SHORT PROBLEM -> Filter this data down to the lines that hold "Factory", and copy them.

***** RECORDS FOR THIS TASK *****

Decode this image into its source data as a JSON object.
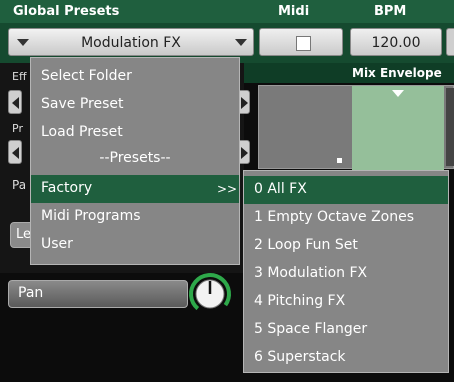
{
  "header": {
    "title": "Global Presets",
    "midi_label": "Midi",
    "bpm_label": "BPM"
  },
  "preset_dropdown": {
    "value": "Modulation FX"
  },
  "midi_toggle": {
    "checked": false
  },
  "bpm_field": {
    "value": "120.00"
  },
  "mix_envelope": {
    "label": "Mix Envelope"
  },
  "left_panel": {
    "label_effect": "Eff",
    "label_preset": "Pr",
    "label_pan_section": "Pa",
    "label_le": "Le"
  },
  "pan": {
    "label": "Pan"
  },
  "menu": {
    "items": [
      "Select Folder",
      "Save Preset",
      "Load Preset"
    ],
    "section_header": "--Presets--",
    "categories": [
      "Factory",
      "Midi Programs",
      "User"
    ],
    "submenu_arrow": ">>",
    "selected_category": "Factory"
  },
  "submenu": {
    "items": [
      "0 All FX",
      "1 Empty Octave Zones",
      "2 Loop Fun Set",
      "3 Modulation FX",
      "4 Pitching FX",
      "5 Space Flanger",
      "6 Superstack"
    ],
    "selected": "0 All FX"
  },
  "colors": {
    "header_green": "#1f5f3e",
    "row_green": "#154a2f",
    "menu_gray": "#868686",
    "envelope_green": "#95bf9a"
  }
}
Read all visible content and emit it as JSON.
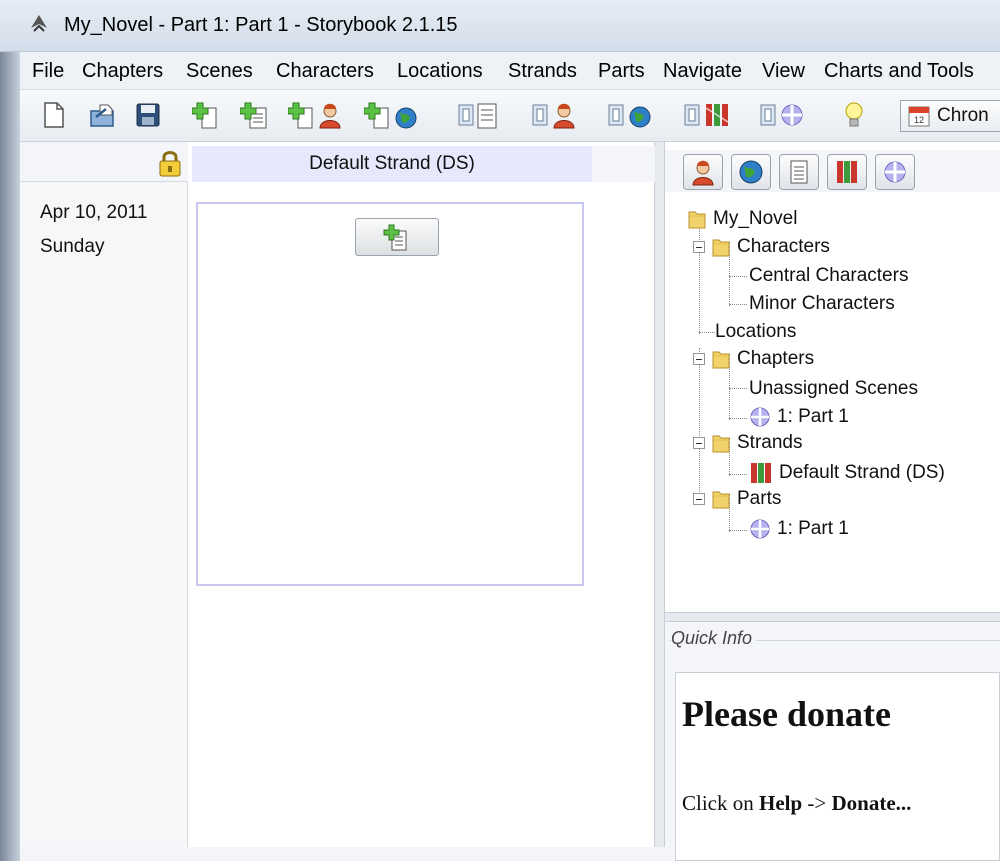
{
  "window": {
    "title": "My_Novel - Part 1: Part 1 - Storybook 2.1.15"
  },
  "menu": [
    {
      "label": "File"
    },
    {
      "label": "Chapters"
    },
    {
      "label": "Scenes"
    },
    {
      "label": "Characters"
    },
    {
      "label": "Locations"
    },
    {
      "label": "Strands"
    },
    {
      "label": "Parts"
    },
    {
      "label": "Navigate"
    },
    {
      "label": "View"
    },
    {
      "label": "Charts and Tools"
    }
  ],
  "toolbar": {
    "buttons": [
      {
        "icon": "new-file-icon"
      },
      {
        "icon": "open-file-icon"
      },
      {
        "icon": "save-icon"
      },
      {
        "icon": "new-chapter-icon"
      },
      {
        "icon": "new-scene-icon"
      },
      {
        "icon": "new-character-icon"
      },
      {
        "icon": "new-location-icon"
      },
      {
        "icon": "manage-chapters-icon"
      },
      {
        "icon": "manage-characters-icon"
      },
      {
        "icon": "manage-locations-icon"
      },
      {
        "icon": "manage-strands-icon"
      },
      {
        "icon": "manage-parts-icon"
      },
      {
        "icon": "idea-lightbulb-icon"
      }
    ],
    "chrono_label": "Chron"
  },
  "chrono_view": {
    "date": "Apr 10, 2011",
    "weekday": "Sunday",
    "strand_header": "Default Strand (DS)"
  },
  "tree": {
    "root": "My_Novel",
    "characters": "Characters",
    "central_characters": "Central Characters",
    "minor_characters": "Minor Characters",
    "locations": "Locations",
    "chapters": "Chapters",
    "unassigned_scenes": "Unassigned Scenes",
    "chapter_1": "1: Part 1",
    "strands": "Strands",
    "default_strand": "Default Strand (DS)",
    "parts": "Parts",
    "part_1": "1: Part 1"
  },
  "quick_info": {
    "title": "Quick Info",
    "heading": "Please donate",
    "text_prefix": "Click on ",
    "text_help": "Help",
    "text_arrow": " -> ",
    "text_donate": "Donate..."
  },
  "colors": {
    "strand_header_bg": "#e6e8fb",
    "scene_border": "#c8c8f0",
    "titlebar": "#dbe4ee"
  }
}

*****
***** RECORDS FOR THIS TASK *****

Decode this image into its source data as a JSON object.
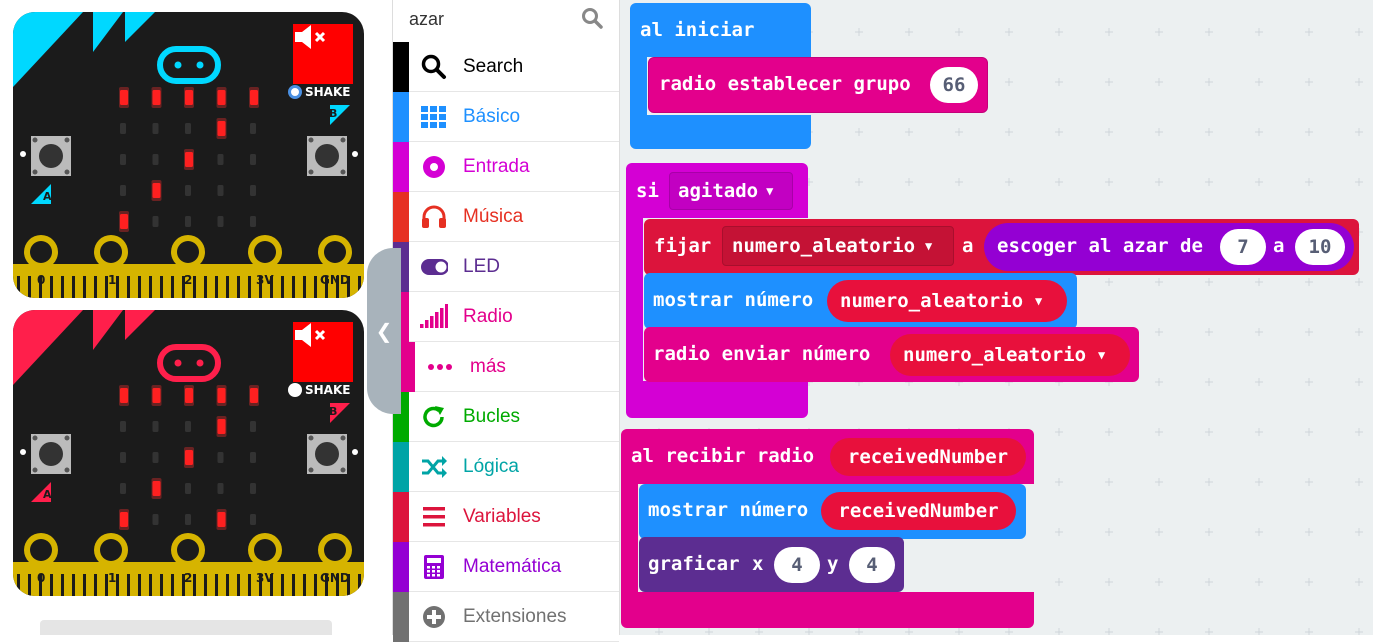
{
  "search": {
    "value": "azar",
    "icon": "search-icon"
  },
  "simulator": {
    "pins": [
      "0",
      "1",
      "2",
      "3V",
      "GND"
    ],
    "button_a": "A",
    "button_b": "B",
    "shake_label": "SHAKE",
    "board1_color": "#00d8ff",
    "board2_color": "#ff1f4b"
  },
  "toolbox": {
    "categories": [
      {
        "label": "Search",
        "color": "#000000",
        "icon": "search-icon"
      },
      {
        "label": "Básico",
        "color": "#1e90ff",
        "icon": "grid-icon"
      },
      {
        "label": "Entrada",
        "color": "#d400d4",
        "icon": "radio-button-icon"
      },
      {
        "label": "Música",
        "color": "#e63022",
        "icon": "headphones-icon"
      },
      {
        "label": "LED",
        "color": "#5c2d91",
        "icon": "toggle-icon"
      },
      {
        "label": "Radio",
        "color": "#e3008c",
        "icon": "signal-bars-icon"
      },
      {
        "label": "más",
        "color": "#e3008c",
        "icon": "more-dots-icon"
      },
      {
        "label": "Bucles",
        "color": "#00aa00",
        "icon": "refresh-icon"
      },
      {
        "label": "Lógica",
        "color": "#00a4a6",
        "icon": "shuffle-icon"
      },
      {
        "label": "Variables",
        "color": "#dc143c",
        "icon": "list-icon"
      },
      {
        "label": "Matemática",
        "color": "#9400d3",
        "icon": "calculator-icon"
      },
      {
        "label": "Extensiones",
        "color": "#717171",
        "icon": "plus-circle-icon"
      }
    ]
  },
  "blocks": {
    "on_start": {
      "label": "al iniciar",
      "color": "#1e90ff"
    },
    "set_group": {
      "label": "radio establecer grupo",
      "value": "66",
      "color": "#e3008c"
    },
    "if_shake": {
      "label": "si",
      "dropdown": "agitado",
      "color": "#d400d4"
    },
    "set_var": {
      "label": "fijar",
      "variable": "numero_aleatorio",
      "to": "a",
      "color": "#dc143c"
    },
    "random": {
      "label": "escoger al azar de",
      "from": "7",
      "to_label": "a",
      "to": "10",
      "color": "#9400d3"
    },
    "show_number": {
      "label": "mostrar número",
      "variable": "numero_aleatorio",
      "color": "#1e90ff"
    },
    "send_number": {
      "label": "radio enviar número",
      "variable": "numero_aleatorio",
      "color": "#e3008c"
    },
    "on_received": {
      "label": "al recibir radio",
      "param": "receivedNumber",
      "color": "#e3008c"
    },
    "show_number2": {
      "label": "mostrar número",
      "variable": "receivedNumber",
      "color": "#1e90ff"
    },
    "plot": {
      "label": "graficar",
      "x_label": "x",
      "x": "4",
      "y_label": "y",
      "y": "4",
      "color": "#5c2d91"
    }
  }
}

*****

OUTPUT ->
      "Factory",
    "selected_category": "Factory"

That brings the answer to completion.